◆ EXERCISE REQUIREMENTS
Write out the whole listing again, exactly.
════════
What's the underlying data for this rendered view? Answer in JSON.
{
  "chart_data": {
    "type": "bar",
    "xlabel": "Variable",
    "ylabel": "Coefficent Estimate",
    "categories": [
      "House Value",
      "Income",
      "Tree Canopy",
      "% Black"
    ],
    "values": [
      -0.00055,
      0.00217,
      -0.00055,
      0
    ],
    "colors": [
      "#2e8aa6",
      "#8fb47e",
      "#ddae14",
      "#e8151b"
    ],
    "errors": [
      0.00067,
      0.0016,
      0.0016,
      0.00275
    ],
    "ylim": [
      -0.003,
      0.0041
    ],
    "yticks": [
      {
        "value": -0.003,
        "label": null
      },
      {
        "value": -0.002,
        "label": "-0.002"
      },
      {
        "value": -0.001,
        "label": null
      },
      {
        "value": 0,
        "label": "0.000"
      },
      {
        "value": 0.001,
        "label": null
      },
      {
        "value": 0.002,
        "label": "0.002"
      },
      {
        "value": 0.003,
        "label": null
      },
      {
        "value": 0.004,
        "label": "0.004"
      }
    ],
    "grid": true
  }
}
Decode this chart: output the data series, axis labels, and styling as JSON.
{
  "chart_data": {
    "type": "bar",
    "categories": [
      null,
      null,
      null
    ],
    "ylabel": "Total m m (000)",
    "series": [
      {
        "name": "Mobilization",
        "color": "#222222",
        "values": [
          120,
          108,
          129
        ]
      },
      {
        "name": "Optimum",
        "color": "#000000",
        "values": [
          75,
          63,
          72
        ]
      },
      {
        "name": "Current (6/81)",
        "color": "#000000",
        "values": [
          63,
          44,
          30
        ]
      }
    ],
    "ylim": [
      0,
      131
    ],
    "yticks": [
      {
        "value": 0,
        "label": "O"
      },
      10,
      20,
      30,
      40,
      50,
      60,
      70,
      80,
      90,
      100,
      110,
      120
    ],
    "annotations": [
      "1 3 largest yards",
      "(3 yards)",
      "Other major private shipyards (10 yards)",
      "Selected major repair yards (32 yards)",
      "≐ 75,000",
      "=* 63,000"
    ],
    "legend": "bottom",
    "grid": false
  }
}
════════
◆ THE ANSWER
What's the underlying data for this rendered view? Answer in JSON.
{
  "chart_data": {
    "type": "bar",
    "xlabel": "Variable",
    "ylabel": "Coefficent Estimate",
    "categories": [
      "House Value",
      "Income",
      "Tree Canopy",
      "% Black"
    ],
    "values": [
      -0.00055,
      0.00217,
      -0.00055,
      0
    ],
    "colors": [
      "#2e8aa6",
      "#8fb47e",
      "#ddae14",
      "#e8151b"
    ],
    "errors": [
      0.00067,
      0.0016,
      0.0016,
      0.00275
    ],
    "ylim": [
      -0.003,
      0.0041
    ],
    "yticks": [
      {
        "value": -0.003,
        "label": null
      },
      {
        "value": -0.002,
        "label": "-0.002"
      },
      {
        "value": -0.001,
        "label": null
      },
      {
        "value": 0,
        "label": "0.000"
      },
      {
        "value": 0.001,
        "label": null
      },
      {
        "value": 0.002,
        "label": "0.002"
      },
      {
        "value": 0.003,
        "label": null
      },
      {
        "value": 0.004,
        "label": "0.004"
      }
    ],
    "grid": true
  }
}
Decode this chart: output the data series, axis labels, and styling as JSON.
{
  "chart_data": {
    "type": "bar",
    "categories": [
      null,
      null,
      null
    ],
    "ylabel": "Total m m (000)",
    "series": [
      {
        "name": "Mobilization",
        "color": "#222222",
        "values": [
          120,
          108,
          129
        ]
      },
      {
        "name": "Optimum",
        "color": "#000000",
        "values": [
          75,
          63,
          72
        ]
      },
      {
        "name": "Current (6/81)",
        "color": "#000000",
        "values": [
          63,
          44,
          30
        ]
      }
    ],
    "ylim": [
      0,
      131
    ],
    "yticks": [
      {
        "value": 0,
        "label": "O"
      },
      10,
      20,
      30,
      40,
      50,
      60,
      70,
      80,
      90,
      100,
      110,
      120
    ],
    "annotations": [
      "1 3 largest yards",
      "(3 yards)",
      "Other major private shipyards (10 yards)",
      "Selected major repair yards (32 yards)",
      "≐ 75,000",
      "=* 63,000"
    ],
    "legend": "bottom",
    "grid": false
  }
}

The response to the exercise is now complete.